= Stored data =
-- Begin --

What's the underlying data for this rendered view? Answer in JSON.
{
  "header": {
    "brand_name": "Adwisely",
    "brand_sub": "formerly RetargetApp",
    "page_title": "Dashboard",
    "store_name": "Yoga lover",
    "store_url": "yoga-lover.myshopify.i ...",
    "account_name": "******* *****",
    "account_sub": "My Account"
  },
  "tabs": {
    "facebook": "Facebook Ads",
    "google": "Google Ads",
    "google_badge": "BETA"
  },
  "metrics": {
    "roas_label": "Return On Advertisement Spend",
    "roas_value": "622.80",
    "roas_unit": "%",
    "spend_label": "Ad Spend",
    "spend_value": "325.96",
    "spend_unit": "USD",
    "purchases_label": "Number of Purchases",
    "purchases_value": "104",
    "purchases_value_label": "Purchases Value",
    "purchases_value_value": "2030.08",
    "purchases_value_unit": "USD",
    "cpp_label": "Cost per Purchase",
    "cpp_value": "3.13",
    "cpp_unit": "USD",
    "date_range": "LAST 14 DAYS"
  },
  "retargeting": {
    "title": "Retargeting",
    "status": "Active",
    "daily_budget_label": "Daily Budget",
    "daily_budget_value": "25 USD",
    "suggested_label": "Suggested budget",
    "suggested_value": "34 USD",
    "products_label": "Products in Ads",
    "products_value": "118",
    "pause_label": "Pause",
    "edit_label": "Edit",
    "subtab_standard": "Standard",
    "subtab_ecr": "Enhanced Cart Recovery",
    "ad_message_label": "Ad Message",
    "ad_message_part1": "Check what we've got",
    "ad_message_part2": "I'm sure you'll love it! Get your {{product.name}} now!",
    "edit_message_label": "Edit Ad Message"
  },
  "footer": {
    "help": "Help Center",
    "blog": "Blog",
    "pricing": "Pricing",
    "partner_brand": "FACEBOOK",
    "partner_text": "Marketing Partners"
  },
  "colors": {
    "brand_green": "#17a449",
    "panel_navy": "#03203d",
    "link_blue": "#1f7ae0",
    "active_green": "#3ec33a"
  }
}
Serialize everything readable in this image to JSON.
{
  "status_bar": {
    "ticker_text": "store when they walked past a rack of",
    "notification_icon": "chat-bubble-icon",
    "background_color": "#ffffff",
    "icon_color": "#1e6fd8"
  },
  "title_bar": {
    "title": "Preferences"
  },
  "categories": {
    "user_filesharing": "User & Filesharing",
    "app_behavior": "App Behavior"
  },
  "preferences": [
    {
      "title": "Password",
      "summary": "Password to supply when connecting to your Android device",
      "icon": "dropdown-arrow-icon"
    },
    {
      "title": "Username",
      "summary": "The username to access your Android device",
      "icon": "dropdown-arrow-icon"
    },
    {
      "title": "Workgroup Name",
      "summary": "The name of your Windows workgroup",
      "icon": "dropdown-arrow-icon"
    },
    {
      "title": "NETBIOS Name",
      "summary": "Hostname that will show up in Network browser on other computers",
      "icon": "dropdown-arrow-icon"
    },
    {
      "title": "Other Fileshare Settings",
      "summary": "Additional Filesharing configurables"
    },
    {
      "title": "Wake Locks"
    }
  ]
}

-- End --

= WHAT YOU NEED TO DO =
Copy each line of the data that contains the word "your".

= TASK SOLUTION =
    "ad_message_part2": "I'm sure you'll love it! Get your {{product.name}} now!",
      "summary": "Password to supply when connecting to your Android device",
      "summary": "The username to access your Android device",
      "summary": "The name of your Windows workgroup",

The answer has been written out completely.